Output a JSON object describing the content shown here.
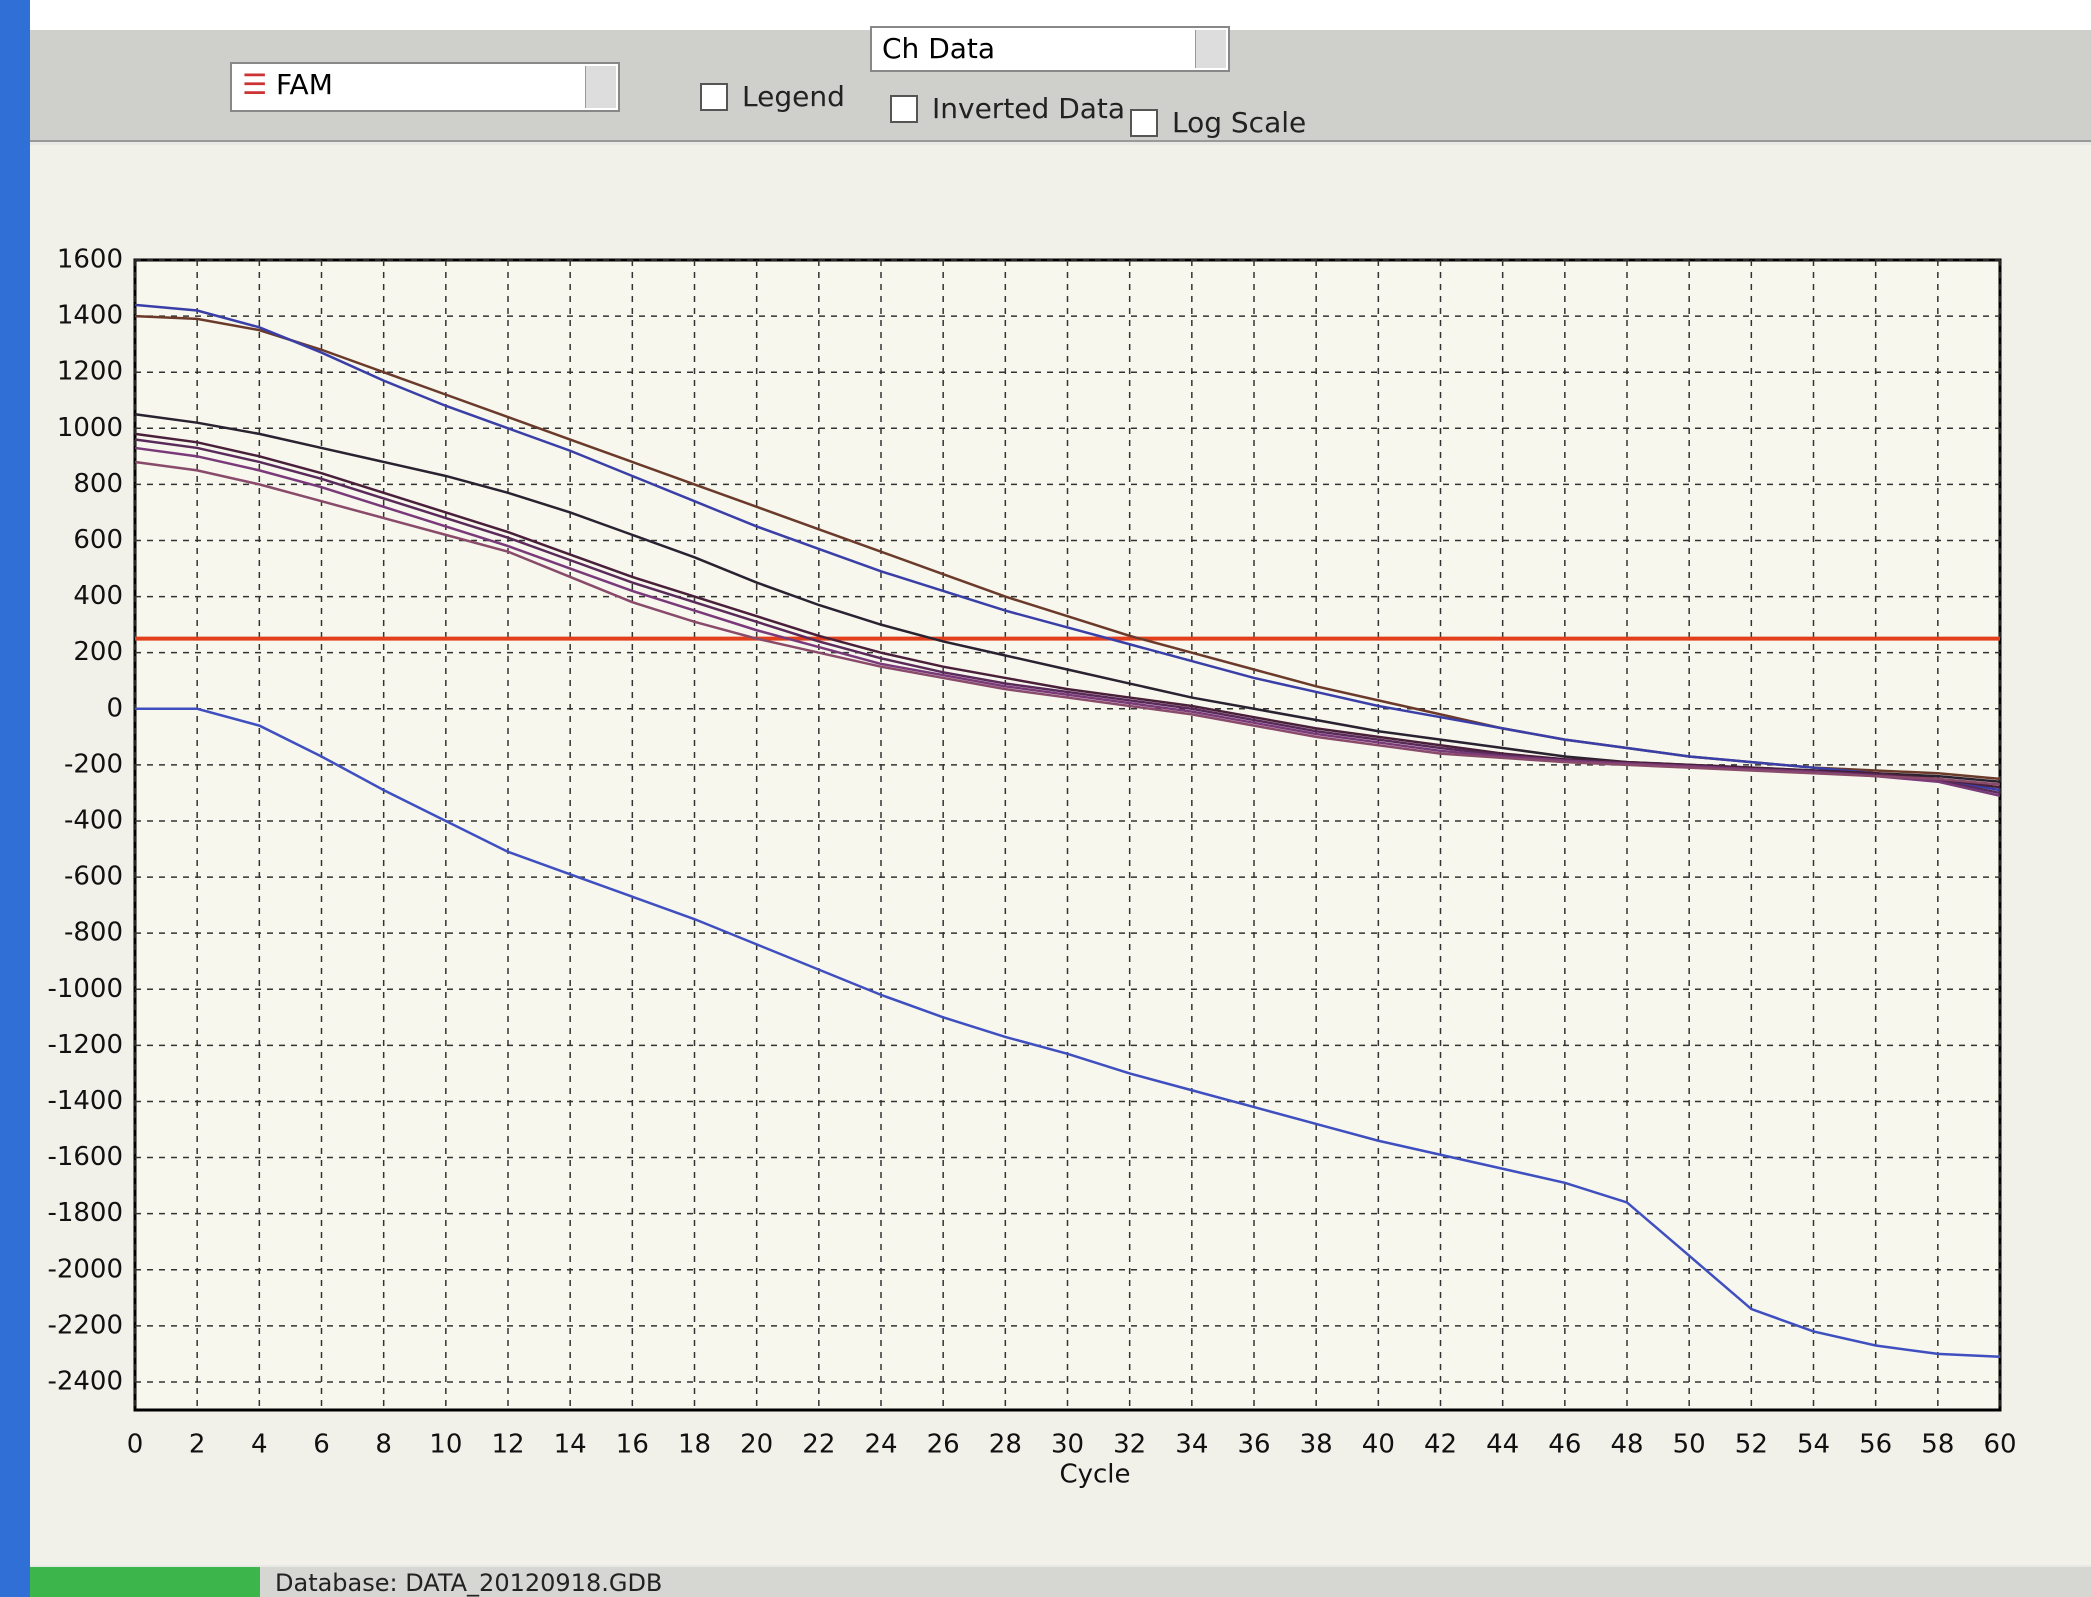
{
  "toolbar": {
    "channel": "FAM",
    "data_view": "Ch Data",
    "checkboxes": [
      "Legend",
      "Inverted Data",
      "Log Scale"
    ]
  },
  "status_bar": "Database: DATA_20120918.GDB",
  "chart_data": {
    "type": "line",
    "x_label": "Cycle",
    "x": [
      0,
      2,
      4,
      6,
      8,
      10,
      12,
      14,
      16,
      18,
      20,
      22,
      24,
      26,
      28,
      30,
      32,
      34,
      36,
      38,
      40,
      42,
      44,
      46,
      48,
      50,
      52,
      54,
      56,
      58,
      60
    ],
    "xlim": [
      0,
      60
    ],
    "xticks": [
      0,
      2,
      4,
      6,
      8,
      10,
      12,
      14,
      16,
      18,
      20,
      22,
      24,
      26,
      28,
      30,
      32,
      34,
      36,
      38,
      40,
      42,
      44,
      46,
      48,
      50,
      52,
      54,
      56,
      58,
      60
    ],
    "ylim": [
      -2500,
      1600
    ],
    "yticks": [
      -2400,
      -2200,
      -2000,
      -1800,
      -1600,
      -1400,
      -1200,
      -1000,
      -800,
      -600,
      -400,
      -200,
      0,
      200,
      400,
      600,
      800,
      1000,
      1200,
      1400,
      1600
    ],
    "grid": true,
    "threshold": {
      "value": 250,
      "color": "#e2401c"
    },
    "series": [
      {
        "color": "#6b3a2a",
        "values": [
          1400,
          1390,
          1350,
          1280,
          1200,
          1120,
          1040,
          960,
          880,
          800,
          720,
          640,
          560,
          480,
          400,
          330,
          260,
          200,
          140,
          80,
          30,
          -20,
          -70,
          -110,
          -140,
          -170,
          -190,
          -210,
          -220,
          -230,
          -250
        ]
      },
      {
        "color": "#3a3fa8",
        "values": [
          1440,
          1420,
          1360,
          1270,
          1170,
          1080,
          1000,
          920,
          830,
          740,
          650,
          570,
          490,
          420,
          350,
          290,
          230,
          170,
          110,
          60,
          10,
          -30,
          -70,
          -110,
          -140,
          -170,
          -190,
          -210,
          -230,
          -250,
          -290
        ]
      },
      {
        "color": "#2a2230",
        "values": [
          1050,
          1020,
          980,
          930,
          880,
          830,
          770,
          700,
          620,
          540,
          450,
          370,
          300,
          240,
          190,
          140,
          90,
          40,
          0,
          -40,
          -80,
          -110,
          -140,
          -170,
          -190,
          -200,
          -210,
          -220,
          -230,
          -240,
          -260
        ]
      },
      {
        "color": "#4a1f3a",
        "values": [
          980,
          950,
          900,
          840,
          770,
          700,
          630,
          550,
          470,
          400,
          330,
          260,
          200,
          150,
          110,
          70,
          40,
          10,
          -30,
          -70,
          -100,
          -130,
          -160,
          -180,
          -190,
          -200,
          -210,
          -220,
          -230,
          -250,
          -280
        ]
      },
      {
        "color": "#5a2a5a",
        "values": [
          960,
          930,
          880,
          820,
          750,
          680,
          610,
          530,
          450,
          380,
          310,
          240,
          180,
          130,
          90,
          60,
          30,
          0,
          -40,
          -80,
          -110,
          -140,
          -165,
          -185,
          -195,
          -205,
          -215,
          -225,
          -235,
          -255,
          -300
        ]
      },
      {
        "color": "#7a3a7a",
        "values": [
          930,
          900,
          850,
          790,
          720,
          650,
          580,
          500,
          420,
          350,
          280,
          220,
          160,
          120,
          80,
          50,
          20,
          -10,
          -50,
          -90,
          -120,
          -150,
          -170,
          -185,
          -195,
          -205,
          -215,
          -225,
          -240,
          -260,
          -310
        ]
      },
      {
        "color": "#8a4a6a",
        "values": [
          880,
          850,
          800,
          740,
          680,
          620,
          560,
          470,
          380,
          310,
          250,
          200,
          150,
          110,
          70,
          40,
          10,
          -20,
          -60,
          -100,
          -130,
          -160,
          -175,
          -190,
          -200,
          -210,
          -220,
          -230,
          -240,
          -250,
          -270
        ]
      },
      {
        "color": "#3f4fc0",
        "values": [
          0,
          0,
          -60,
          -170,
          -290,
          -400,
          -510,
          -590,
          -670,
          -750,
          -840,
          -930,
          -1020,
          -1100,
          -1170,
          -1230,
          -1300,
          -1360,
          -1420,
          -1480,
          -1540,
          -1590,
          -1640,
          -1690,
          -1760,
          -1950,
          -2140,
          -2220,
          -2270,
          -2300,
          -2310
        ]
      }
    ]
  }
}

========

**EXERCISE AIM**
Omit every picture, then reproduce the rest of the listing exactly.

**WRITTEN ANSWER**
Output a JSON object describing the content shown here.
{
  "toolbar": {
    "channel": "FAM",
    "data_view": "Ch Data",
    "checkboxes": [
      "Legend",
      "Inverted Data",
      "Log Scale"
    ]
  },
  "status_bar": "Database: DATA_20120918.GDB",
  "chart_data": {
    "type": "line",
    "x_label": "Cycle",
    "x": [
      0,
      2,
      4,
      6,
      8,
      10,
      12,
      14,
      16,
      18,
      20,
      22,
      24,
      26,
      28,
      30,
      32,
      34,
      36,
      38,
      40,
      42,
      44,
      46,
      48,
      50,
      52,
      54,
      56,
      58,
      60
    ],
    "xlim": [
      0,
      60
    ],
    "xticks": [
      0,
      2,
      4,
      6,
      8,
      10,
      12,
      14,
      16,
      18,
      20,
      22,
      24,
      26,
      28,
      30,
      32,
      34,
      36,
      38,
      40,
      42,
      44,
      46,
      48,
      50,
      52,
      54,
      56,
      58,
      60
    ],
    "ylim": [
      -2500,
      1600
    ],
    "yticks": [
      -2400,
      -2200,
      -2000,
      -1800,
      -1600,
      -1400,
      -1200,
      -1000,
      -800,
      -600,
      -400,
      -200,
      0,
      200,
      400,
      600,
      800,
      1000,
      1200,
      1400,
      1600
    ],
    "grid": true,
    "threshold": {
      "value": 250,
      "color": "#e2401c"
    },
    "series": [
      {
        "color": "#6b3a2a",
        "values": [
          1400,
          1390,
          1350,
          1280,
          1200,
          1120,
          1040,
          960,
          880,
          800,
          720,
          640,
          560,
          480,
          400,
          330,
          260,
          200,
          140,
          80,
          30,
          -20,
          -70,
          -110,
          -140,
          -170,
          -190,
          -210,
          -220,
          -230,
          -250
        ]
      },
      {
        "color": "#3a3fa8",
        "values": [
          1440,
          1420,
          1360,
          1270,
          1170,
          1080,
          1000,
          920,
          830,
          740,
          650,
          570,
          490,
          420,
          350,
          290,
          230,
          170,
          110,
          60,
          10,
          -30,
          -70,
          -110,
          -140,
          -170,
          -190,
          -210,
          -230,
          -250,
          -290
        ]
      },
      {
        "color": "#2a2230",
        "values": [
          1050,
          1020,
          980,
          930,
          880,
          830,
          770,
          700,
          620,
          540,
          450,
          370,
          300,
          240,
          190,
          140,
          90,
          40,
          0,
          -40,
          -80,
          -110,
          -140,
          -170,
          -190,
          -200,
          -210,
          -220,
          -230,
          -240,
          -260
        ]
      },
      {
        "color": "#4a1f3a",
        "values": [
          980,
          950,
          900,
          840,
          770,
          700,
          630,
          550,
          470,
          400,
          330,
          260,
          200,
          150,
          110,
          70,
          40,
          10,
          -30,
          -70,
          -100,
          -130,
          -160,
          -180,
          -190,
          -200,
          -210,
          -220,
          -230,
          -250,
          -280
        ]
      },
      {
        "color": "#5a2a5a",
        "values": [
          960,
          930,
          880,
          820,
          750,
          680,
          610,
          530,
          450,
          380,
          310,
          240,
          180,
          130,
          90,
          60,
          30,
          0,
          -40,
          -80,
          -110,
          -140,
          -165,
          -185,
          -195,
          -205,
          -215,
          -225,
          -235,
          -255,
          -300
        ]
      },
      {
        "color": "#7a3a7a",
        "values": [
          930,
          900,
          850,
          790,
          720,
          650,
          580,
          500,
          420,
          350,
          280,
          220,
          160,
          120,
          80,
          50,
          20,
          -10,
          -50,
          -90,
          -120,
          -150,
          -170,
          -185,
          -195,
          -205,
          -215,
          -225,
          -240,
          -260,
          -310
        ]
      },
      {
        "color": "#8a4a6a",
        "values": [
          880,
          850,
          800,
          740,
          680,
          620,
          560,
          470,
          380,
          310,
          250,
          200,
          150,
          110,
          70,
          40,
          10,
          -20,
          -60,
          -100,
          -130,
          -160,
          -175,
          -190,
          -200,
          -210,
          -220,
          -230,
          -240,
          -250,
          -270
        ]
      },
      {
        "color": "#3f4fc0",
        "values": [
          0,
          0,
          -60,
          -170,
          -290,
          -400,
          -510,
          -590,
          -670,
          -750,
          -840,
          -930,
          -1020,
          -1100,
          -1170,
          -1230,
          -1300,
          -1360,
          -1420,
          -1480,
          -1540,
          -1590,
          -1640,
          -1690,
          -1760,
          -1950,
          -2140,
          -2220,
          -2270,
          -2300,
          -2310
        ]
      }
    ]
  }
}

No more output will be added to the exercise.